**What to work on**. Every line of the data must be copied exactly.

**Listed records**.
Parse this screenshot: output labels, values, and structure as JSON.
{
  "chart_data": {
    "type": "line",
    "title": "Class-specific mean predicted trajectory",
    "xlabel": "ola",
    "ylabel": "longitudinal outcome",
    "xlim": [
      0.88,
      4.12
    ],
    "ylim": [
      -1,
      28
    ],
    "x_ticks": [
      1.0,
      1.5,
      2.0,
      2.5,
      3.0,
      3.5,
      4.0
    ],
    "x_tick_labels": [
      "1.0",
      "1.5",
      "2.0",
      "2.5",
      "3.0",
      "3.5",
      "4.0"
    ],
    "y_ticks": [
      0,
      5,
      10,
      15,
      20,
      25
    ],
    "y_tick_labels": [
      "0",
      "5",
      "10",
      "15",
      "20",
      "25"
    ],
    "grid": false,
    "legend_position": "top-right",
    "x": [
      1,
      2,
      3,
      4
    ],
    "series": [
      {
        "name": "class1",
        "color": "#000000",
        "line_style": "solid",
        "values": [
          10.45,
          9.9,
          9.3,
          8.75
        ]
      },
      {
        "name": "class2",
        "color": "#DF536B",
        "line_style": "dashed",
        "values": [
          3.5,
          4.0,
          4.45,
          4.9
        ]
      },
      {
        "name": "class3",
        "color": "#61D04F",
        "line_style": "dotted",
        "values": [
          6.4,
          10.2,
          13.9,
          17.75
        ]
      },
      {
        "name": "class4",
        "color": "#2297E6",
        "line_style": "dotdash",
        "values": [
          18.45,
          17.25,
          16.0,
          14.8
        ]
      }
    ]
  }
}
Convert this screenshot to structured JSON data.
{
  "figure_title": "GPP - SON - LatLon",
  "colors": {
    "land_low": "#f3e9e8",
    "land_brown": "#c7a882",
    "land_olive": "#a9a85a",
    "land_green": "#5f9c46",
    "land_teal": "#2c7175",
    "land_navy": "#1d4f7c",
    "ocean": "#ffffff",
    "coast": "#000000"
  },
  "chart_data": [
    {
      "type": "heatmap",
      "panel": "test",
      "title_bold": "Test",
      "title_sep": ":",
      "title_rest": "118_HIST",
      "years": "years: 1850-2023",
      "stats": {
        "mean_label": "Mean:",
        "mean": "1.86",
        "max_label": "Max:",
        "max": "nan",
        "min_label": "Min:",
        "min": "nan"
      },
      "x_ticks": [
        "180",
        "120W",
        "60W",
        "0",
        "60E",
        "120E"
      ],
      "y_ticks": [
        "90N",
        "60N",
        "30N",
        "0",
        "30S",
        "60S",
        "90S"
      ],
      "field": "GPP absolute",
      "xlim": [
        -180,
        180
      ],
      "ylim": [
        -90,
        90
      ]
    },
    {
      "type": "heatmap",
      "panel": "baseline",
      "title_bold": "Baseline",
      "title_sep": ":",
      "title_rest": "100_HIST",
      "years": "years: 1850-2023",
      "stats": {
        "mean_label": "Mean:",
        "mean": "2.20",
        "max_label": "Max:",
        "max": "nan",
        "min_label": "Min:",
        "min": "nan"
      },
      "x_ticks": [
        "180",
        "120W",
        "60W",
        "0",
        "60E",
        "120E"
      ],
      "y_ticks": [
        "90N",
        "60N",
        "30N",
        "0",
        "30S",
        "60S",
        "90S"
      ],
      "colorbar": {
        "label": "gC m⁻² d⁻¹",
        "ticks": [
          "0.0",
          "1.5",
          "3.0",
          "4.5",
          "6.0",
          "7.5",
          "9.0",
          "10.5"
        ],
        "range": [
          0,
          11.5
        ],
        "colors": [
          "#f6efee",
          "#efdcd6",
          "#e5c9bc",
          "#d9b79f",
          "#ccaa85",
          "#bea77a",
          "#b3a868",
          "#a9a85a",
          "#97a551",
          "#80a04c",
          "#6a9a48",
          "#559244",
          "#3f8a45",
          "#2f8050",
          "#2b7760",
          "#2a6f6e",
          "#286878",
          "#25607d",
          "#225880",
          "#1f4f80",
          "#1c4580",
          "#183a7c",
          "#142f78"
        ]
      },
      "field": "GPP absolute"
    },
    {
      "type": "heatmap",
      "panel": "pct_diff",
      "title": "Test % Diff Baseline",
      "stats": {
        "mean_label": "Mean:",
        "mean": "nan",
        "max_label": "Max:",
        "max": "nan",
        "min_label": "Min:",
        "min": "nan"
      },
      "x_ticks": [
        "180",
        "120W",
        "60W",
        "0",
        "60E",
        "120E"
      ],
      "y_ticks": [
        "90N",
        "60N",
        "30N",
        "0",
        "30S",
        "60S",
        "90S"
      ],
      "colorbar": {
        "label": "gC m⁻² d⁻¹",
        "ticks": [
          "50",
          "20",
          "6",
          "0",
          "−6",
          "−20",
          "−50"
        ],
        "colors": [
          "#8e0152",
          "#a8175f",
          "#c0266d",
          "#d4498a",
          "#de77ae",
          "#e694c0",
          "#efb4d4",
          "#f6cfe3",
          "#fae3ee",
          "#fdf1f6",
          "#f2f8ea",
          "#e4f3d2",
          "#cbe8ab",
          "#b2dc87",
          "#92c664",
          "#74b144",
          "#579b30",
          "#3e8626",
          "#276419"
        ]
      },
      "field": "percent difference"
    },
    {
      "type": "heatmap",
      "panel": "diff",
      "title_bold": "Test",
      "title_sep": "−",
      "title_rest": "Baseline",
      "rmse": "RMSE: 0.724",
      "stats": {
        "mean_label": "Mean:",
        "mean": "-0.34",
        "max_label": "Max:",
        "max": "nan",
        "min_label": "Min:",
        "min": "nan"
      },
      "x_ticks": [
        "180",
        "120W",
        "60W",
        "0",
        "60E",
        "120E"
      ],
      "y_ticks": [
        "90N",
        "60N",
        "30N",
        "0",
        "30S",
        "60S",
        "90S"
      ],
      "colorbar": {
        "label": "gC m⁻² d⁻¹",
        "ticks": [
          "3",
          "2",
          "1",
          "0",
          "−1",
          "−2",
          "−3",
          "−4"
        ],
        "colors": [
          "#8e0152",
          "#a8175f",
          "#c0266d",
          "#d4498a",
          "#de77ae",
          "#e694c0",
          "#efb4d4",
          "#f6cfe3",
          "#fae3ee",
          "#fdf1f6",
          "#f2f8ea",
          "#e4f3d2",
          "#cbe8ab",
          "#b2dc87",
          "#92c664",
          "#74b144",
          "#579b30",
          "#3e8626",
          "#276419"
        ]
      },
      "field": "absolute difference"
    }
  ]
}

**Problem solution**.
Parse this screenshot: output labels, values, and structure as JSON.
{
  "chart_data": {
    "type": "line",
    "title": "Class-specific mean predicted trajectory",
    "xlabel": "ola",
    "ylabel": "longitudinal outcome",
    "xlim": [
      0.88,
      4.12
    ],
    "ylim": [
      -1,
      28
    ],
    "x_ticks": [
      1.0,
      1.5,
      2.0,
      2.5,
      3.0,
      3.5,
      4.0
    ],
    "x_tick_labels": [
      "1.0",
      "1.5",
      "2.0",
      "2.5",
      "3.0",
      "3.5",
      "4.0"
    ],
    "y_ticks": [
      0,
      5,
      10,
      15,
      20,
      25
    ],
    "y_tick_labels": [
      "0",
      "5",
      "10",
      "15",
      "20",
      "25"
    ],
    "grid": false,
    "legend_position": "top-right",
    "x": [
      1,
      2,
      3,
      4
    ],
    "series": [
      {
        "name": "class1",
        "color": "#000000",
        "line_style": "solid",
        "values": [
          10.45,
          9.9,
          9.3,
          8.75
        ]
      },
      {
        "name": "class2",
        "color": "#DF536B",
        "line_style": "dashed",
        "values": [
          3.5,
          4.0,
          4.45,
          4.9
        ]
      },
      {
        "name": "class3",
        "color": "#61D04F",
        "line_style": "dotted",
        "values": [
          6.4,
          10.2,
          13.9,
          17.75
        ]
      },
      {
        "name": "class4",
        "color": "#2297E6",
        "line_style": "dotdash",
        "values": [
          18.45,
          17.25,
          16.0,
          14.8
        ]
      }
    ]
  }
}
Convert this screenshot to structured JSON data.
{
  "figure_title": "GPP - SON - LatLon",
  "colors": {
    "land_low": "#f3e9e8",
    "land_brown": "#c7a882",
    "land_olive": "#a9a85a",
    "land_green": "#5f9c46",
    "land_teal": "#2c7175",
    "land_navy": "#1d4f7c",
    "ocean": "#ffffff",
    "coast": "#000000"
  },
  "chart_data": [
    {
      "type": "heatmap",
      "panel": "test",
      "title_bold": "Test",
      "title_sep": ":",
      "title_rest": "118_HIST",
      "years": "years: 1850-2023",
      "stats": {
        "mean_label": "Mean:",
        "mean": "1.86",
        "max_label": "Max:",
        "max": "nan",
        "min_label": "Min:",
        "min": "nan"
      },
      "x_ticks": [
        "180",
        "120W",
        "60W",
        "0",
        "60E",
        "120E"
      ],
      "y_ticks": [
        "90N",
        "60N",
        "30N",
        "0",
        "30S",
        "60S",
        "90S"
      ],
      "field": "GPP absolute",
      "xlim": [
        -180,
        180
      ],
      "ylim": [
        -90,
        90
      ]
    },
    {
      "type": "heatmap",
      "panel": "baseline",
      "title_bold": "Baseline",
      "title_sep": ":",
      "title_rest": "100_HIST",
      "years": "years: 1850-2023",
      "stats": {
        "mean_label": "Mean:",
        "mean": "2.20",
        "max_label": "Max:",
        "max": "nan",
        "min_label": "Min:",
        "min": "nan"
      },
      "x_ticks": [
        "180",
        "120W",
        "60W",
        "0",
        "60E",
        "120E"
      ],
      "y_ticks": [
        "90N",
        "60N",
        "30N",
        "0",
        "30S",
        "60S",
        "90S"
      ],
      "colorbar": {
        "label": "gC m⁻² d⁻¹",
        "ticks": [
          "0.0",
          "1.5",
          "3.0",
          "4.5",
          "6.0",
          "7.5",
          "9.0",
          "10.5"
        ],
        "range": [
          0,
          11.5
        ],
        "colors": [
          "#f6efee",
          "#efdcd6",
          "#e5c9bc",
          "#d9b79f",
          "#ccaa85",
          "#bea77a",
          "#b3a868",
          "#a9a85a",
          "#97a551",
          "#80a04c",
          "#6a9a48",
          "#559244",
          "#3f8a45",
          "#2f8050",
          "#2b7760",
          "#2a6f6e",
          "#286878",
          "#25607d",
          "#225880",
          "#1f4f80",
          "#1c4580",
          "#183a7c",
          "#142f78"
        ]
      },
      "field": "GPP absolute"
    },
    {
      "type": "heatmap",
      "panel": "pct_diff",
      "title": "Test % Diff Baseline",
      "stats": {
        "mean_label": "Mean:",
        "mean": "nan",
        "max_label": "Max:",
        "max": "nan",
        "min_label": "Min:",
        "min": "nan"
      },
      "x_ticks": [
        "180",
        "120W",
        "60W",
        "0",
        "60E",
        "120E"
      ],
      "y_ticks": [
        "90N",
        "60N",
        "30N",
        "0",
        "30S",
        "60S",
        "90S"
      ],
      "colorbar": {
        "label": "gC m⁻² d⁻¹",
        "ticks": [
          "50",
          "20",
          "6",
          "0",
          "−6",
          "−20",
          "−50"
        ],
        "colors": [
          "#8e0152",
          "#a8175f",
          "#c0266d",
          "#d4498a",
          "#de77ae",
          "#e694c0",
          "#efb4d4",
          "#f6cfe3",
          "#fae3ee",
          "#fdf1f6",
          "#f2f8ea",
          "#e4f3d2",
          "#cbe8ab",
          "#b2dc87",
          "#92c664",
          "#74b144",
          "#579b30",
          "#3e8626",
          "#276419"
        ]
      },
      "field": "percent difference"
    },
    {
      "type": "heatmap",
      "panel": "diff",
      "title_bold": "Test",
      "title_sep": "−",
      "title_rest": "Baseline",
      "rmse": "RMSE: 0.724",
      "stats": {
        "mean_label": "Mean:",
        "mean": "-0.34",
        "max_label": "Max:",
        "max": "nan",
        "min_label": "Min:",
        "min": "nan"
      },
      "x_ticks": [
        "180",
        "120W",
        "60W",
        "0",
        "60E",
        "120E"
      ],
      "y_ticks": [
        "90N",
        "60N",
        "30N",
        "0",
        "30S",
        "60S",
        "90S"
      ],
      "colorbar": {
        "label": "gC m⁻² d⁻¹",
        "ticks": [
          "3",
          "2",
          "1",
          "0",
          "−1",
          "−2",
          "−3",
          "−4"
        ],
        "colors": [
          "#8e0152",
          "#a8175f",
          "#c0266d",
          "#d4498a",
          "#de77ae",
          "#e694c0",
          "#efb4d4",
          "#f6cfe3",
          "#fae3ee",
          "#fdf1f6",
          "#f2f8ea",
          "#e4f3d2",
          "#cbe8ab",
          "#b2dc87",
          "#92c664",
          "#74b144",
          "#579b30",
          "#3e8626",
          "#276419"
        ]
      },
      "field": "absolute difference"
    }
  ]
}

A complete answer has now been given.